*WHAT IS BEING ASKED*. Please transcribe the listing below in full and word for word, without its pictures.

»»

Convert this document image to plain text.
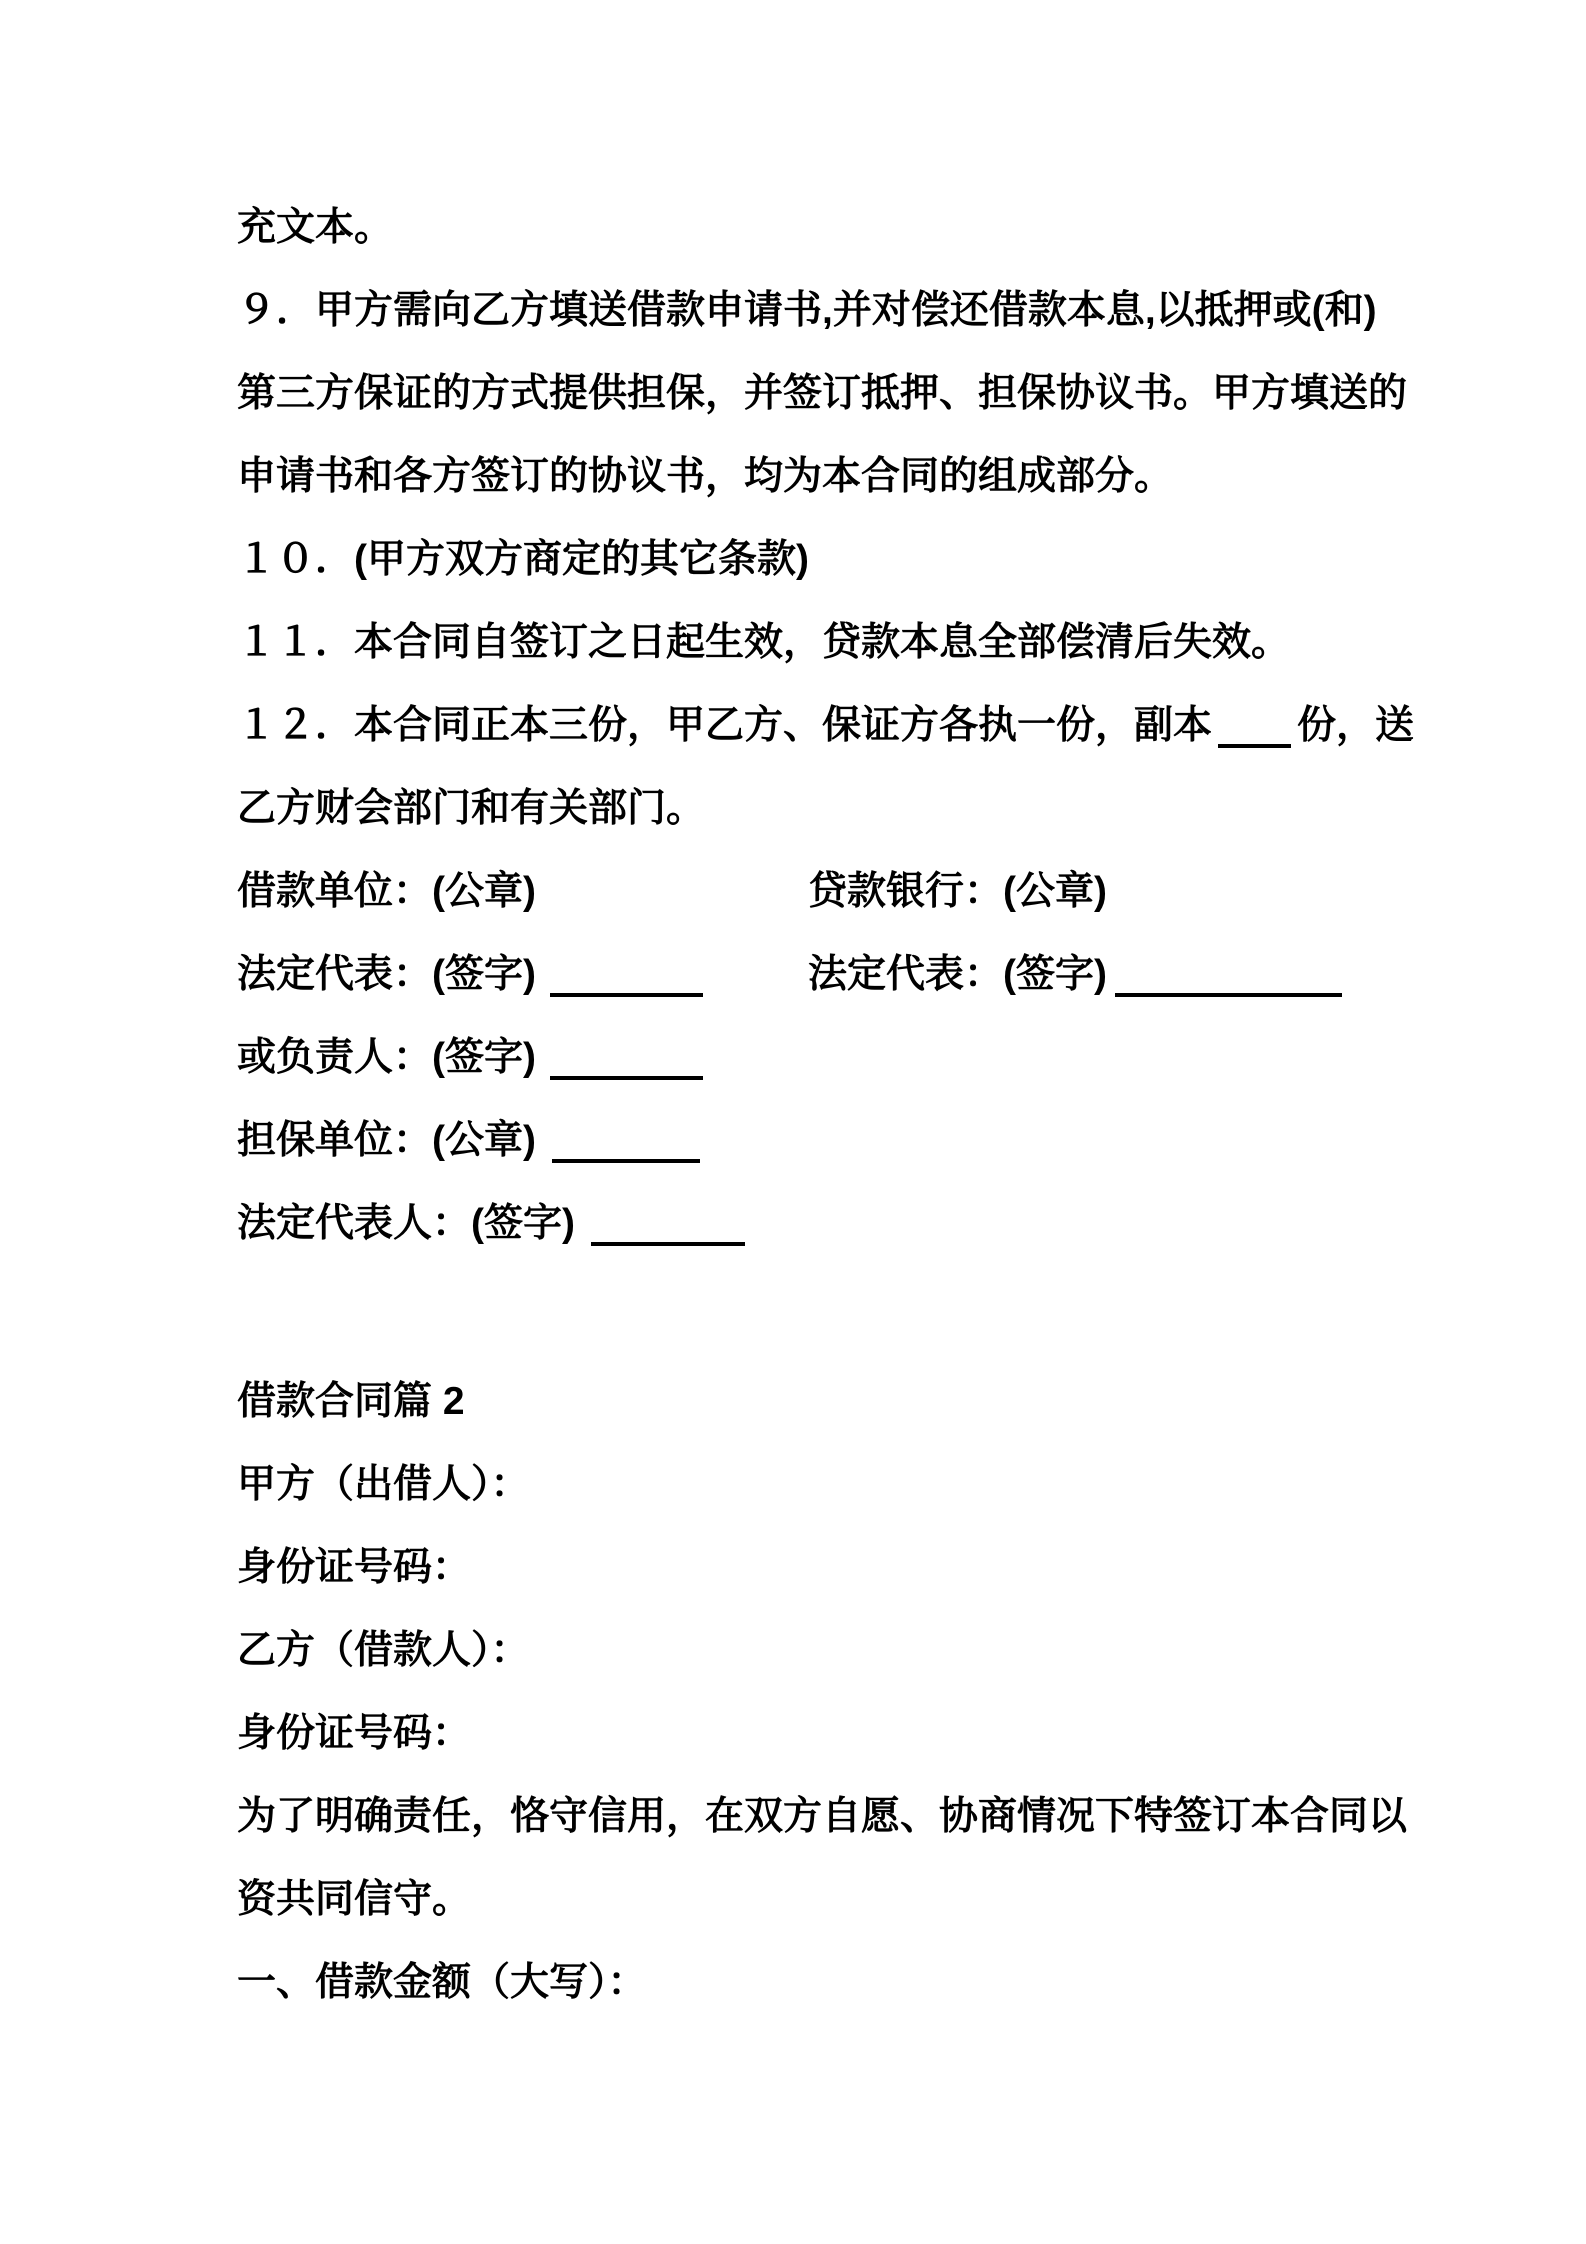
充文本。
９．甲方需向乙方填送借款申请书,并对偿还借款本息,以抵押或(和)
第三方保证的方式提供担保，并签订抵押、担保协议书。甲方填送的
申请书和各方签订的协议书，均为本合同的组成部分。
１０．(甲方双方商定的其它条款)
１１．本合同自签订之日起生效，贷款本息全部偿清后失效。
１２．本合同正本三份，甲乙方、保证方各执一份，副本 份，送
乙方财会部门和有关部门。
借款单位：(公章)	贷款银行：(公章)
法定代表：(签字)	法定代表：(签字)
或负责人：(签字)
担保单位：(公章)
法定代表人：(签字)
借款合同篇 2
甲方（出借人）：
身份证号码：
乙方（借款人）：
身份证号码：
为了明确责任，恪守信用，在双方自愿、协商情况下特签订本合同以
资共同信守。
一、借款金额（大写）：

««

*COMPLETED EXERCISE*.
Convert this document image to plain text.
充文本。
９．甲方需向乙方填送借款申请书,并对偿还借款本息,以抵押或(和)
第三方保证的方式提供担保，并签订抵押、担保协议书。甲方填送的
申请书和各方签订的协议书，均为本合同的组成部分。
１０．(甲方双方商定的其它条款)
１１．本合同自签订之日起生效，贷款本息全部偿清后失效。
１２．本合同正本三份，甲乙方、保证方各执一份，副本 份，送
乙方财会部门和有关部门。
借款单位：(公章)	贷款银行：(公章)
法定代表：(签字)	法定代表：(签字)
或负责人：(签字)
担保单位：(公章)
法定代表人：(签字)
借款合同篇 2
甲方（出借人）：
身份证号码：
乙方（借款人）：
身份证号码：
为了明确责任，恪守信用，在双方自愿、协商情况下特签订本合同以
资共同信守。
一、借款金额（大写）：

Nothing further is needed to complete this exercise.